→ **Stated exercise**
Reproduce the listing word for word, leaving every picture behind.

→ **Dataset rows**
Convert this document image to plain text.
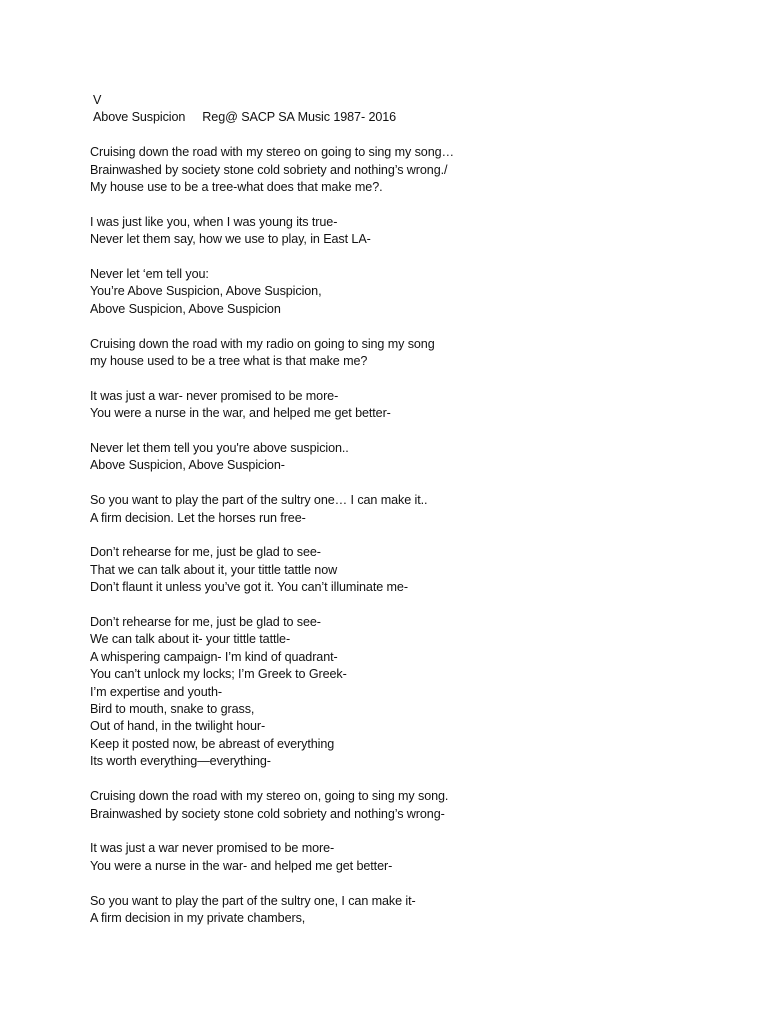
V
Above Suspicion     Reg@ SACP SA Music 1987- 2016
Cruising down the road with my stereo on going to sing my song…
Brainwashed by society stone cold sobriety and nothing’s wrong./
My house use to be a tree-what does that make me?.
I was just like you, when I was young its true-
Never let them say, how we use to play, in East LA-
Never let ‘em tell you:
You’re Above Suspicion, Above Suspicion,
Above Suspicion, Above Suspicion
Cruising down the road with my radio on going to sing my song
my house used to be a tree what is that make me?
It was just a war- never promised to be more-
You were a nurse in the war, and helped me get better-
Never let them tell you you're above suspicion..
Above Suspicion, Above Suspicion-
So you want to play the part of the sultry one… I can make it..
A firm decision. Let the horses run free-
Don’t rehearse for me, just be glad to see-
That we can talk about it, your tittle tattle now
Don’t flaunt it unless you’ve got it. You can’t illuminate me-
Don’t rehearse for me, just be glad to see-
We can talk about it- your tittle tattle-
A whispering campaign- I’m kind of quadrant-
You can’t unlock my locks; I’m Greek to Greek-
I’m expertise and youth-
Bird to mouth, snake to grass,
Out of hand, in the twilight hour-
Keep it posted now, be abreast of everything
Its worth everything—everything-
Cruising down the road with my stereo on, going to sing my song.
Brainwashed by society stone cold sobriety and nothing’s wrong-
It was just a war never promised to be more-
You were a nurse in the war- and helped me get better-
So you want to play the part of the sultry one, I can make it-
A firm decision in my private chambers,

→ **Response**
Convert this document image to plain text.
V
Above Suspicion     Reg@ SACP SA Music 1987- 2016
Cruising down the road with my stereo on going to sing my song…
Brainwashed by society stone cold sobriety and nothing’s wrong./
My house use to be a tree-what does that make me?.
I was just like you, when I was young its true-
Never let them say, how we use to play, in East LA-
Never let ‘em tell you:
You’re Above Suspicion, Above Suspicion,
Above Suspicion, Above Suspicion
Cruising down the road with my radio on going to sing my song
my house used to be a tree what is that make me?
It was just a war- never promised to be more-
You were a nurse in the war, and helped me get better-
Never let them tell you you're above suspicion..
Above Suspicion, Above Suspicion-
So you want to play the part of the sultry one… I can make it..
A firm decision. Let the horses run free-
Don’t rehearse for me, just be glad to see-
That we can talk about it, your tittle tattle now
Don’t flaunt it unless you’ve got it. You can’t illuminate me-
Don’t rehearse for me, just be glad to see-
We can talk about it- your tittle tattle-
A whispering campaign- I’m kind of quadrant-
You can’t unlock my locks; I’m Greek to Greek-
I’m expertise and youth-
Bird to mouth, snake to grass,
Out of hand, in the twilight hour-
Keep it posted now, be abreast of everything
Its worth everything—everything-
Cruising down the road with my stereo on, going to sing my song.
Brainwashed by society stone cold sobriety and nothing’s wrong-
It was just a war never promised to be more-
You were a nurse in the war- and helped me get better-
So you want to play the part of the sultry one, I can make it-
A firm decision in my private chambers,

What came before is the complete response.